WORK TO DO.
Pictures are not part of the answer. Return the lines from the one containing "Convert this screenshot" through the end of the data, both included, exactly as they appear.
*-*-*
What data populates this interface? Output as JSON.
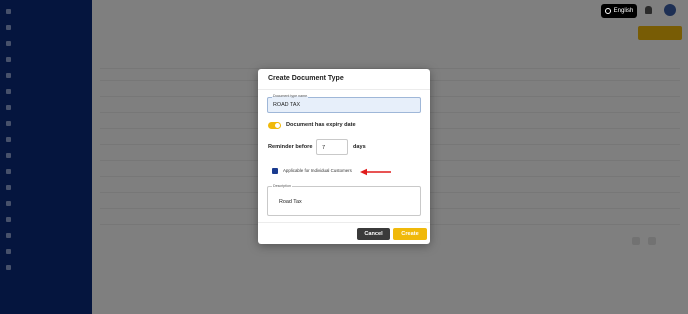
{
  "header": {
    "language_label": "English"
  },
  "dialog": {
    "title": "Create Document Type",
    "name_field": {
      "legend": "Document type name",
      "value": "ROAD TAX"
    },
    "expiry_toggle": {
      "label": "Document has expiry date",
      "on": true
    },
    "reminder": {
      "label": "Reminder before",
      "value": "7",
      "unit": "days"
    },
    "individual_checkbox": {
      "label": "Applicable for Individual Customers",
      "checked": true
    },
    "description_field": {
      "legend": "Description",
      "value": "Road Tax"
    },
    "cancel_label": "Cancel",
    "create_label": "Create"
  },
  "colors": {
    "accent": "#f0b90b",
    "sidebar": "#0a2b7c",
    "checkbox": "#1a3b8f",
    "annotation_arrow": "#e01b1b"
  },
  "icons": {
    "language": "globe-ring-icon",
    "notifications": "bell-icon",
    "annotation": "red-arrow-icon"
  }
}
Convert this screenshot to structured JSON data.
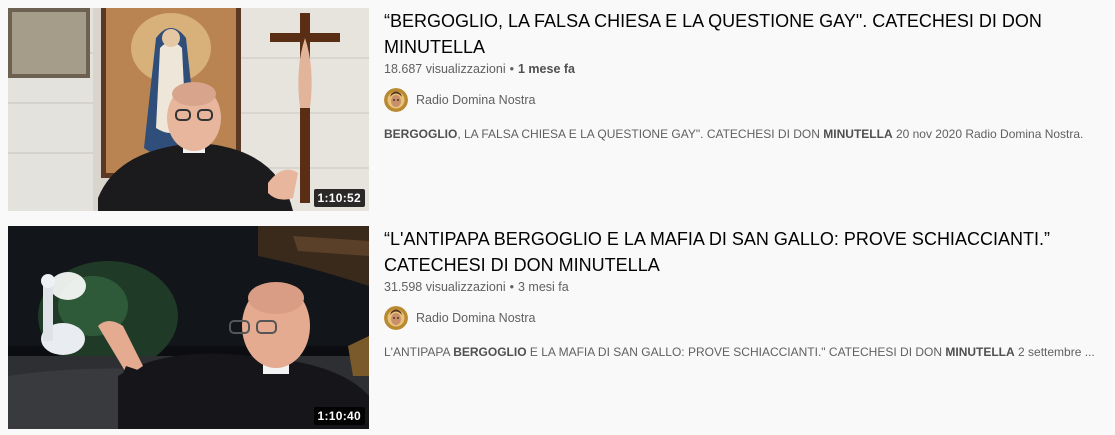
{
  "results": [
    {
      "title": "“BERGOGLIO, LA FALSA CHIESA E LA QUESTIONE GAY\". CATECHESI DI DON MINUTELLA",
      "views": "18.687 visualizzazioni",
      "date": "1 mese fa",
      "duration": "1:10:52",
      "channel": "Radio Domina Nostra",
      "snippet": [
        {
          "t": "BERGOGLIO",
          "b": true
        },
        {
          "t": ", LA FALSA CHIESA E LA QUESTIONE GAY\". CATECHESI DI DON ",
          "b": false
        },
        {
          "t": "MINUTELLA",
          "b": true
        },
        {
          "t": " 20 nov 2020 Radio Domina Nostra.",
          "b": false
        }
      ],
      "thumbnail_icon": "video-thumbnail-priest-madonna-crucifix"
    },
    {
      "title": "“L'ANTIPAPA BERGOGLIO E LA MAFIA DI SAN GALLO: PROVE SCHIACCIANTI.” CATECHESI DI DON MINUTELLA",
      "views": "31.598 visualizzazioni",
      "date": "3 mesi fa",
      "duration": "1:10:40",
      "channel": "Radio Domina Nostra",
      "snippet": [
        {
          "t": "L'ANTIPAPA ",
          "b": false
        },
        {
          "t": "BERGOGLIO",
          "b": true
        },
        {
          "t": " E LA MAFIA DI SAN GALLO: PROVE SCHIACCIANTI.\" CATECHESI DI DON ",
          "b": false
        },
        {
          "t": "MINUTELLA",
          "b": true
        },
        {
          "t": " 2 settembre ...",
          "b": false
        }
      ],
      "thumbnail_icon": "video-thumbnail-priest-night-statue"
    }
  ],
  "colors": {
    "background": "#f9f9f9",
    "title": "#030303",
    "secondary_text": "#606060",
    "duration_badge": "#000000"
  }
}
*-*-*
WRITTEN SOLUTION.
Convert this screenshot to structured JSON data.
{
  "results": [
    {
      "title": "“BERGOGLIO, LA FALSA CHIESA E LA QUESTIONE GAY\". CATECHESI DI DON MINUTELLA",
      "views": "18.687 visualizzazioni",
      "date": "1 mese fa",
      "duration": "1:10:52",
      "channel": "Radio Domina Nostra",
      "snippet": [
        {
          "t": "BERGOGLIO",
          "b": true
        },
        {
          "t": ", LA FALSA CHIESA E LA QUESTIONE GAY\". CATECHESI DI DON ",
          "b": false
        },
        {
          "t": "MINUTELLA",
          "b": true
        },
        {
          "t": " 20 nov 2020 Radio Domina Nostra.",
          "b": false
        }
      ],
      "thumbnail_icon": "video-thumbnail-priest-madonna-crucifix"
    },
    {
      "title": "“L'ANTIPAPA BERGOGLIO E LA MAFIA DI SAN GALLO: PROVE SCHIACCIANTI.” CATECHESI DI DON MINUTELLA",
      "views": "31.598 visualizzazioni",
      "date": "3 mesi fa",
      "duration": "1:10:40",
      "channel": "Radio Domina Nostra",
      "snippet": [
        {
          "t": "L'ANTIPAPA ",
          "b": false
        },
        {
          "t": "BERGOGLIO",
          "b": true
        },
        {
          "t": " E LA MAFIA DI SAN GALLO: PROVE SCHIACCIANTI.\" CATECHESI DI DON ",
          "b": false
        },
        {
          "t": "MINUTELLA",
          "b": true
        },
        {
          "t": " 2 settembre ...",
          "b": false
        }
      ],
      "thumbnail_icon": "video-thumbnail-priest-night-statue"
    }
  ],
  "colors": {
    "background": "#f9f9f9",
    "title": "#030303",
    "secondary_text": "#606060",
    "duration_badge": "#000000"
  }
}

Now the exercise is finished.